::: ROWS

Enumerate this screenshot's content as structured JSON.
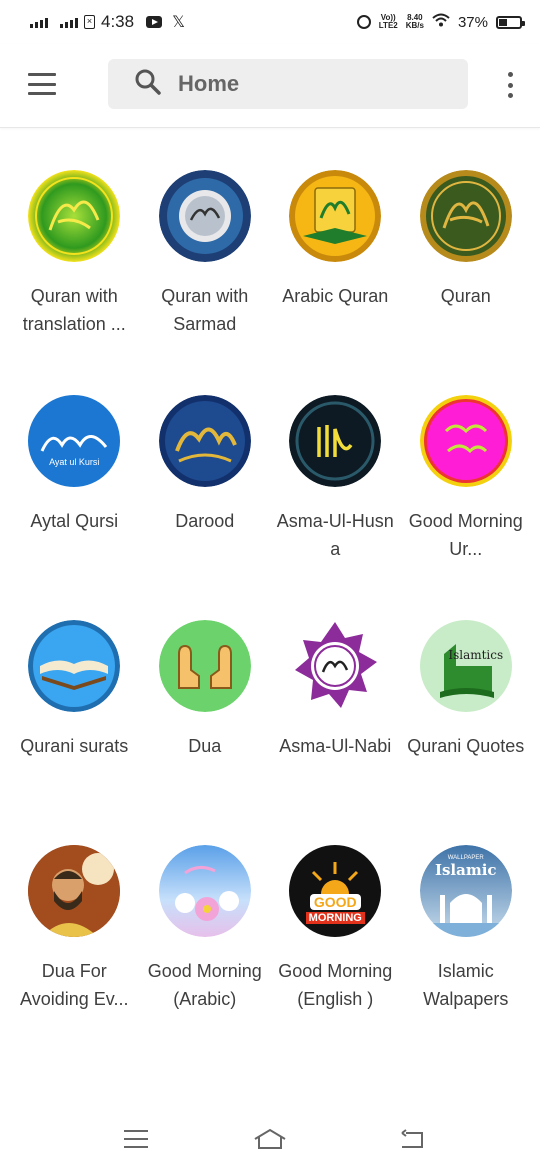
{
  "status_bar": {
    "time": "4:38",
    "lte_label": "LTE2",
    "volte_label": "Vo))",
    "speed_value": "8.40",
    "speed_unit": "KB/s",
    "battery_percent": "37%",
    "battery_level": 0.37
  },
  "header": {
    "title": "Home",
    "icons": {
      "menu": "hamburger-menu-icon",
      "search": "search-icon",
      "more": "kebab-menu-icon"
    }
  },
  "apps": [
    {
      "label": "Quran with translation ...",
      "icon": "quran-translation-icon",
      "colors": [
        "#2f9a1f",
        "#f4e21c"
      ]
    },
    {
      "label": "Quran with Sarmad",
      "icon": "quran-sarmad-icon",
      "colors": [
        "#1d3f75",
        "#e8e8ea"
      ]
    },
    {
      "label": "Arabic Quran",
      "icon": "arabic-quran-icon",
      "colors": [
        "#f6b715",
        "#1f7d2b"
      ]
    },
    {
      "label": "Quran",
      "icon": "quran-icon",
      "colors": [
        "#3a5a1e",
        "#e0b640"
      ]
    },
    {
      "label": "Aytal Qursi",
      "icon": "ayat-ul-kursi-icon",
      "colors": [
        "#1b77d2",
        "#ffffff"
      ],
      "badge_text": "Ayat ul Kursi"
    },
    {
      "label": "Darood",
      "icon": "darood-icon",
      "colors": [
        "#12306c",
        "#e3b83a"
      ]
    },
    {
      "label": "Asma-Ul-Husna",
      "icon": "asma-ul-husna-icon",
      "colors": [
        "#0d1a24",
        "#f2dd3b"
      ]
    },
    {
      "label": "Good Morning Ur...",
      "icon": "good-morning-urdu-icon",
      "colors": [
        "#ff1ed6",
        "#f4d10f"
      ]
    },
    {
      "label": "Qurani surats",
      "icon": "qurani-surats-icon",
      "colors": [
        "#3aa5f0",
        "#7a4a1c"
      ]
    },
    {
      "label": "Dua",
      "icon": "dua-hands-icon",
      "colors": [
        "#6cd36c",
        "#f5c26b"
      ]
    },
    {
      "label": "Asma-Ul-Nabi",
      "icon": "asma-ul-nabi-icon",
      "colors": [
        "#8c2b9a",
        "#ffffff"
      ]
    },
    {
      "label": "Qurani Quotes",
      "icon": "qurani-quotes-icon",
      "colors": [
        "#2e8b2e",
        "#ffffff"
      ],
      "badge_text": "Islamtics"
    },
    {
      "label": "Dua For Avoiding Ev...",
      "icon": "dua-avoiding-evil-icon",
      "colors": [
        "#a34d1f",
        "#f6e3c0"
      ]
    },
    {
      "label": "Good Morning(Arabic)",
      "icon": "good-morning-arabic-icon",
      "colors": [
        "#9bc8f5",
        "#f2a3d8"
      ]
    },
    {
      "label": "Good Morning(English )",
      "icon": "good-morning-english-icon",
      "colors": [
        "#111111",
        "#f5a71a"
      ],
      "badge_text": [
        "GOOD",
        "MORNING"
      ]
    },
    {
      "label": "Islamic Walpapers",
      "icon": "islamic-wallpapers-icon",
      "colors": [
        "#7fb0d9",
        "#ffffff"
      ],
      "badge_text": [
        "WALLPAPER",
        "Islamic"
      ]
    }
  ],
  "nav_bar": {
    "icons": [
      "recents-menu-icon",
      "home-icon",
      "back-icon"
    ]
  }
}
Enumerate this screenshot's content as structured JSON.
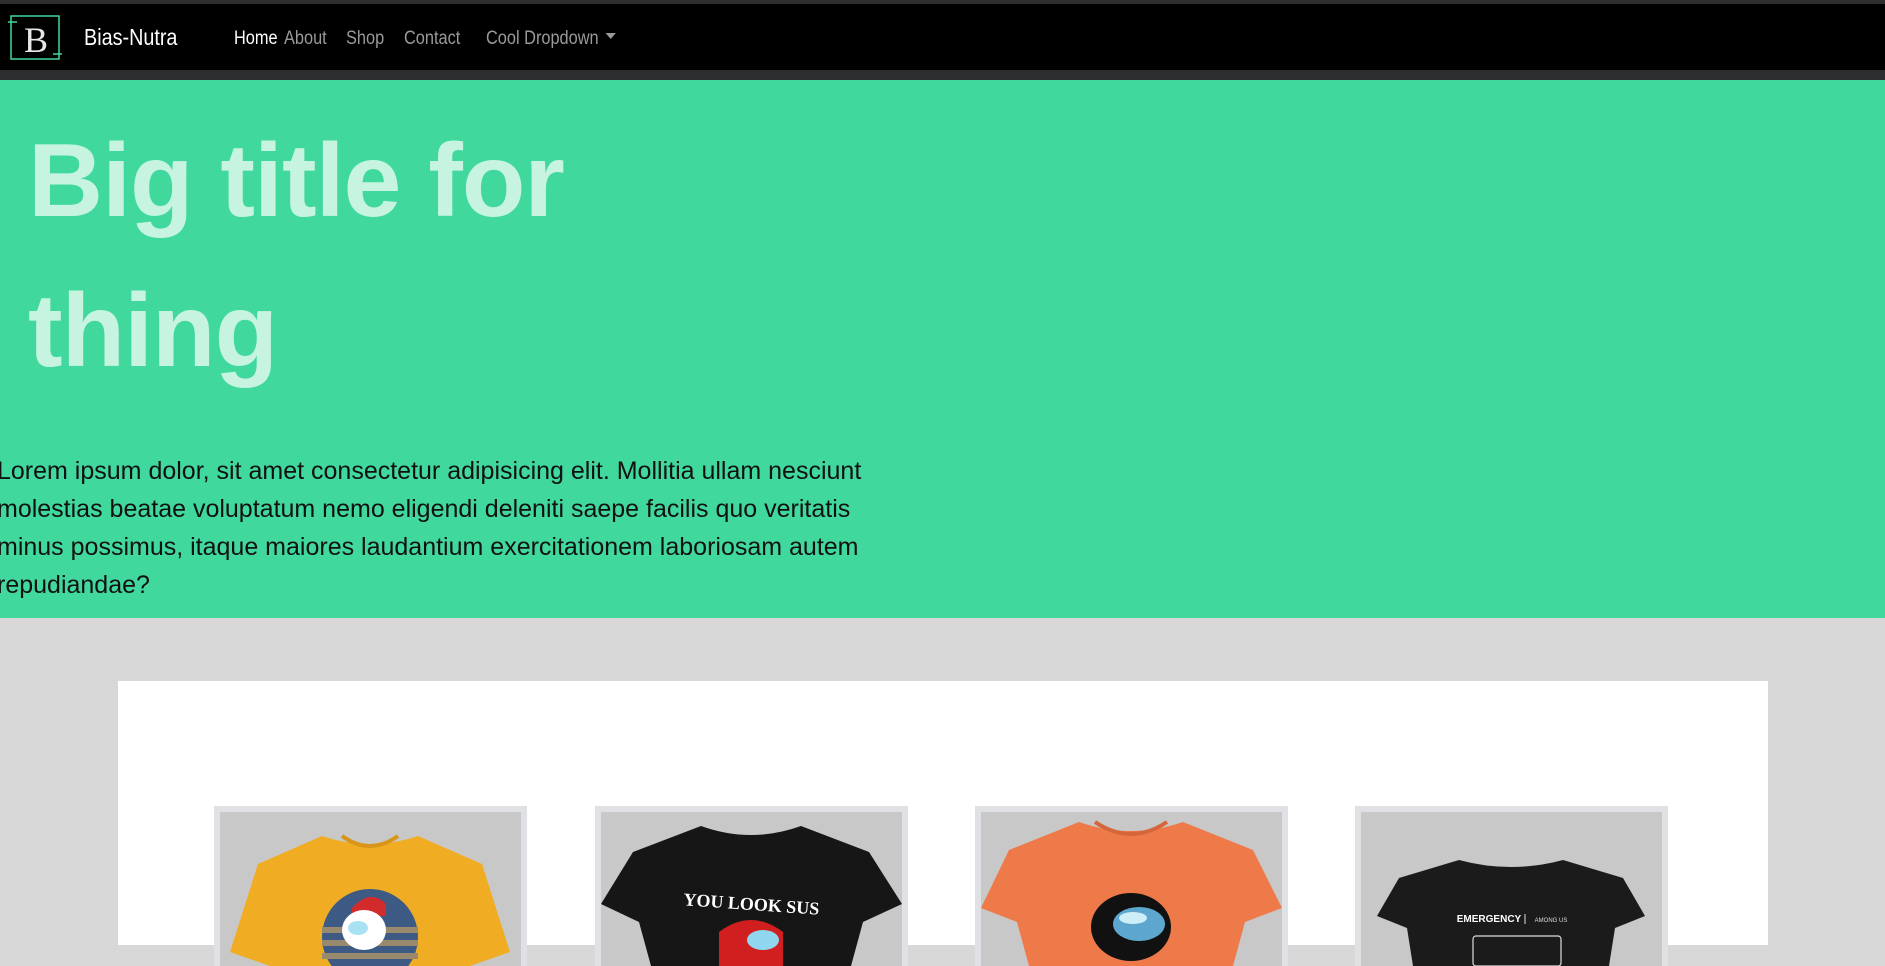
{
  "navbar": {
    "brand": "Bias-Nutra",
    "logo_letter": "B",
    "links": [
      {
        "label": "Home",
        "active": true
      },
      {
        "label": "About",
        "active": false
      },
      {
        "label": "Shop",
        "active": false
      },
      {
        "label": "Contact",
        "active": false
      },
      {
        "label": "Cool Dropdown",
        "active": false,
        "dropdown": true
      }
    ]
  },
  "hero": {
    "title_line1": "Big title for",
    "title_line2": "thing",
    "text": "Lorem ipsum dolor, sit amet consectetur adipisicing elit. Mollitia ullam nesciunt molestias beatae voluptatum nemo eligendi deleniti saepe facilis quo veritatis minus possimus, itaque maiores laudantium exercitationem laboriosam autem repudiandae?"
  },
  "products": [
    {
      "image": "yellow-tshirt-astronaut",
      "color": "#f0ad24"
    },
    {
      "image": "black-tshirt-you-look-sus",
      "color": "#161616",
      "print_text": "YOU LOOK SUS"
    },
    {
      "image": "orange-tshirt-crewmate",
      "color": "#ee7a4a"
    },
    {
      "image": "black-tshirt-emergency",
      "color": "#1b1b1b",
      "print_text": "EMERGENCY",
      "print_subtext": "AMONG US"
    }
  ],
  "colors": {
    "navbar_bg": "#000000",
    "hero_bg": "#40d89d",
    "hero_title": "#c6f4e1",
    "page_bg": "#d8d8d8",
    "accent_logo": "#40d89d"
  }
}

::::::

**WORK REQUIRED:** Reproduce every line precisely as given, omitting all pictures.

**WRITTEN SOLUTION:**
Enumerate this screenshot's content as structured JSON.
{
  "status_bar": {
    "time": "4:38",
    "lte_label": "LTE2",
    "volte_label": "Vo))",
    "speed_value": "8.40",
    "speed_unit": "KB/s",
    "battery_percent": "37%",
    "battery_level": 0.37
  },
  "header": {
    "title": "Home",
    "icons": {
      "menu": "hamburger-menu-icon",
      "search": "search-icon",
      "more": "kebab-menu-icon"
    }
  },
  "apps": [
    {
      "label": "Quran with translation ...",
      "icon": "quran-translation-icon",
      "colors": [
        "#2f9a1f",
        "#f4e21c"
      ]
    },
    {
      "label": "Quran with Sarmad",
      "icon": "quran-sarmad-icon",
      "colors": [
        "#1d3f75",
        "#e8e8ea"
      ]
    },
    {
      "label": "Arabic Quran",
      "icon": "arabic-quran-icon",
      "colors": [
        "#f6b715",
        "#1f7d2b"
      ]
    },
    {
      "label": "Quran",
      "icon": "quran-icon",
      "colors": [
        "#3a5a1e",
        "#e0b640"
      ]
    },
    {
      "label": "Aytal Qursi",
      "icon": "ayat-ul-kursi-icon",
      "colors": [
        "#1b77d2",
        "#ffffff"
      ],
      "badge_text": "Ayat ul Kursi"
    },
    {
      "label": "Darood",
      "icon": "darood-icon",
      "colors": [
        "#12306c",
        "#e3b83a"
      ]
    },
    {
      "label": "Asma-Ul-Husna",
      "icon": "asma-ul-husna-icon",
      "colors": [
        "#0d1a24",
        "#f2dd3b"
      ]
    },
    {
      "label": "Good Morning Ur...",
      "icon": "good-morning-urdu-icon",
      "colors": [
        "#ff1ed6",
        "#f4d10f"
      ]
    },
    {
      "label": "Qurani surats",
      "icon": "qurani-surats-icon",
      "colors": [
        "#3aa5f0",
        "#7a4a1c"
      ]
    },
    {
      "label": "Dua",
      "icon": "dua-hands-icon",
      "colors": [
        "#6cd36c",
        "#f5c26b"
      ]
    },
    {
      "label": "Asma-Ul-Nabi",
      "icon": "asma-ul-nabi-icon",
      "colors": [
        "#8c2b9a",
        "#ffffff"
      ]
    },
    {
      "label": "Qurani Quotes",
      "icon": "qurani-quotes-icon",
      "colors": [
        "#2e8b2e",
        "#ffffff"
      ],
      "badge_text": "Islamtics"
    },
    {
      "label": "Dua For Avoiding Ev...",
      "icon": "dua-avoiding-evil-icon",
      "colors": [
        "#a34d1f",
        "#f6e3c0"
      ]
    },
    {
      "label": "Good Morning(Arabic)",
      "icon": "good-morning-arabic-icon",
      "colors": [
        "#9bc8f5",
        "#f2a3d8"
      ]
    },
    {
      "label": "Good Morning(English )",
      "icon": "good-morning-english-icon",
      "colors": [
        "#111111",
        "#f5a71a"
      ],
      "badge_text": [
        "GOOD",
        "MORNING"
      ]
    },
    {
      "label": "Islamic Walpapers",
      "icon": "islamic-wallpapers-icon",
      "colors": [
        "#7fb0d9",
        "#ffffff"
      ],
      "badge_text": [
        "WALLPAPER",
        "Islamic"
      ]
    }
  ],
  "nav_bar": {
    "icons": [
      "recents-menu-icon",
      "home-icon",
      "back-icon"
    ]
  }
}
Enumerate this screenshot's content as structured JSON.
{
  "navbar": {
    "brand": "Bias-Nutra",
    "logo_letter": "B",
    "links": [
      {
        "label": "Home",
        "active": true
      },
      {
        "label": "About",
        "active": false
      },
      {
        "label": "Shop",
        "active": false
      },
      {
        "label": "Contact",
        "active": false
      },
      {
        "label": "Cool Dropdown",
        "active": false,
        "dropdown": true
      }
    ]
  },
  "hero": {
    "title_line1": "Big title for",
    "title_line2": "thing",
    "text": "Lorem ipsum dolor, sit amet consectetur adipisicing elit. Mollitia ullam nesciunt molestias beatae voluptatum nemo eligendi deleniti saepe facilis quo veritatis minus possimus, itaque maiores laudantium exercitationem laboriosam autem repudiandae?"
  },
  "products": [
    {
      "image": "yellow-tshirt-astronaut",
      "color": "#f0ad24"
    },
    {
      "image": "black-tshirt-you-look-sus",
      "color": "#161616",
      "print_text": "YOU LOOK SUS"
    },
    {
      "image": "orange-tshirt-crewmate",
      "color": "#ee7a4a"
    },
    {
      "image": "black-tshirt-emergency",
      "color": "#1b1b1b",
      "print_text": "EMERGENCY",
      "print_subtext": "AMONG US"
    }
  ],
  "colors": {
    "navbar_bg": "#000000",
    "hero_bg": "#40d89d",
    "hero_title": "#c6f4e1",
    "page_bg": "#d8d8d8",
    "accent_logo": "#40d89d"
  }
}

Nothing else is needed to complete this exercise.